Write out each line from the data below that includes the word "footer".

■ Stored dataset items ■
===

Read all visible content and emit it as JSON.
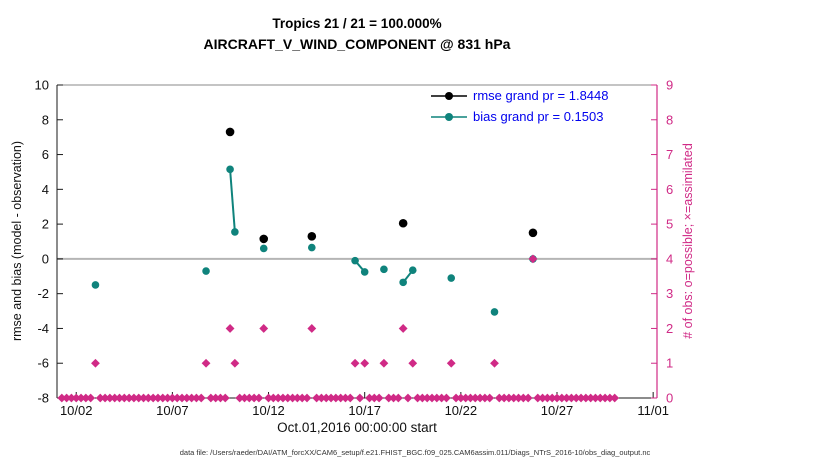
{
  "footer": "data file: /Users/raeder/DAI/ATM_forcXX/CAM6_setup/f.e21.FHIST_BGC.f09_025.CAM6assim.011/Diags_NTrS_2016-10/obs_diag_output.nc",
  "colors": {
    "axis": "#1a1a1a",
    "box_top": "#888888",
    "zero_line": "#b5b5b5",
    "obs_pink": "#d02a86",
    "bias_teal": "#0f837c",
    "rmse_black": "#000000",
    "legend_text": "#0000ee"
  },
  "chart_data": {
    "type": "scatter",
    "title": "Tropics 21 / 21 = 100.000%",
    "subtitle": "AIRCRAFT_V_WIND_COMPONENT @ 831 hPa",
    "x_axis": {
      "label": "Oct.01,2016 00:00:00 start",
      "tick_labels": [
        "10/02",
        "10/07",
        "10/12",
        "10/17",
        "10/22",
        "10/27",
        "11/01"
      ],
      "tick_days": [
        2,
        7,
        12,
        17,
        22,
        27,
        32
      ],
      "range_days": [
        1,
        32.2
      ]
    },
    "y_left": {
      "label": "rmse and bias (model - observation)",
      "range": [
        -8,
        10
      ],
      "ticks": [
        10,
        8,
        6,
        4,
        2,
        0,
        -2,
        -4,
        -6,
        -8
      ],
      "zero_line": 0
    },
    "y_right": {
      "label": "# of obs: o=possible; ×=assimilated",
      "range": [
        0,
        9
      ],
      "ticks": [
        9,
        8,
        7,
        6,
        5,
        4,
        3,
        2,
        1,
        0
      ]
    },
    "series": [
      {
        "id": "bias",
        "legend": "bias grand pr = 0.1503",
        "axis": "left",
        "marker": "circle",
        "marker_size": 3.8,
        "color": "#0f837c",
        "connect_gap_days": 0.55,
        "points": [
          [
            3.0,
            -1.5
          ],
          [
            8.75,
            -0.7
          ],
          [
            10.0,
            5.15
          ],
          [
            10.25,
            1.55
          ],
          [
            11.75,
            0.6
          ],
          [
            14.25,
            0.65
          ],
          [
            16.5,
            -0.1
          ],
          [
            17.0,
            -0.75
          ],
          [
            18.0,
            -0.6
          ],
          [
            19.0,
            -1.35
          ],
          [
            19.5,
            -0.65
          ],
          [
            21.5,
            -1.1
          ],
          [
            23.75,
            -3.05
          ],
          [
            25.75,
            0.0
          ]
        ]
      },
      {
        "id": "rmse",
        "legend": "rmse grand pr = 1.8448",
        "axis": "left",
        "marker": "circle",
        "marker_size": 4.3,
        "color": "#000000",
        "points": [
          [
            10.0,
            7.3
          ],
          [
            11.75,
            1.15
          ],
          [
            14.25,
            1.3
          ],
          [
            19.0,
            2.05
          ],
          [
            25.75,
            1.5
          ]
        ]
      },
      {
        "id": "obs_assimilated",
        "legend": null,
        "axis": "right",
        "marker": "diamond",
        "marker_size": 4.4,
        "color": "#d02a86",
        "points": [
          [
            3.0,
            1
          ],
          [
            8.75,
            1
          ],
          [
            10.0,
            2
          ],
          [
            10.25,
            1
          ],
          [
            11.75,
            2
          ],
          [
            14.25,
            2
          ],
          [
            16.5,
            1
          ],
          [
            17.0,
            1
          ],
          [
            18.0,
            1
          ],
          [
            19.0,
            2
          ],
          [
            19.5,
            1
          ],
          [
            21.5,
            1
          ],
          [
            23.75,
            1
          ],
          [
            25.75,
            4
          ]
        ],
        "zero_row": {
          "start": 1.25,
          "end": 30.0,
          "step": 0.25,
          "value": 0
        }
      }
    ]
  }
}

===

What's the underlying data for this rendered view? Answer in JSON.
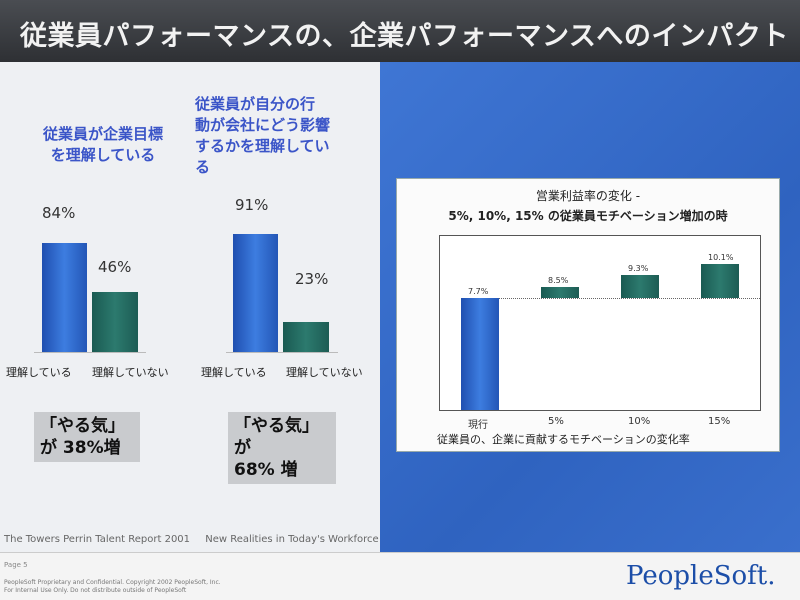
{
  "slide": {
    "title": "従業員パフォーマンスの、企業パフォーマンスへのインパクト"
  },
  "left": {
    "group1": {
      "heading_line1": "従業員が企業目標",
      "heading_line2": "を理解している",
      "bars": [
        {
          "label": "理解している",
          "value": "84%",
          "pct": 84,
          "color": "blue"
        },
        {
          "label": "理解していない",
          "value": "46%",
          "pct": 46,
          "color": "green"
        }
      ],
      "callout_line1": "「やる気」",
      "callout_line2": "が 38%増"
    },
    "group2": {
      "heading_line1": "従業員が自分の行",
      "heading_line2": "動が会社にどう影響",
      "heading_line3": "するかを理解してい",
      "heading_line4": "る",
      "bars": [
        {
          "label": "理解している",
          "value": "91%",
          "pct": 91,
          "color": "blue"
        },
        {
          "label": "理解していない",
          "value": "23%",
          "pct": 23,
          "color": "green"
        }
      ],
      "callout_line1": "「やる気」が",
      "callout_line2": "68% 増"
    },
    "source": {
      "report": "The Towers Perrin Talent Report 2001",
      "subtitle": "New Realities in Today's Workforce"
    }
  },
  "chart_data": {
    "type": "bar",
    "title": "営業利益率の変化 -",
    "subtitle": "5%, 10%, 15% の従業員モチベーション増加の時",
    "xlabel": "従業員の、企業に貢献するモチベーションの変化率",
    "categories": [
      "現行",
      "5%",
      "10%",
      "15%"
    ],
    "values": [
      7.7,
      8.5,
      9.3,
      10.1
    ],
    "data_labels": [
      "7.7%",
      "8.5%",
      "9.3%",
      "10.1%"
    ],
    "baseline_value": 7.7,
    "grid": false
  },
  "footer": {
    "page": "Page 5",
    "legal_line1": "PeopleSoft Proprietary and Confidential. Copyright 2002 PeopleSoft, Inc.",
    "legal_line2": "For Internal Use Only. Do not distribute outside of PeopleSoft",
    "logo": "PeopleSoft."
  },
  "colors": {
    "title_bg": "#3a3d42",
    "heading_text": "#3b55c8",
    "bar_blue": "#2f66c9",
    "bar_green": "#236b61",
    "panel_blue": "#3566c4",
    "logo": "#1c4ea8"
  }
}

===

■ EXERCISE OUTPUT ■
  "footer": "data file: /Users/raeder/DAI/ATM_forcXX/CAM6_setup/f.e21.FHIST_BGC.f09_025.CAM6assim.011/Diags_NTrS_2016-10/obs_diag_output.nc",
  "footer": {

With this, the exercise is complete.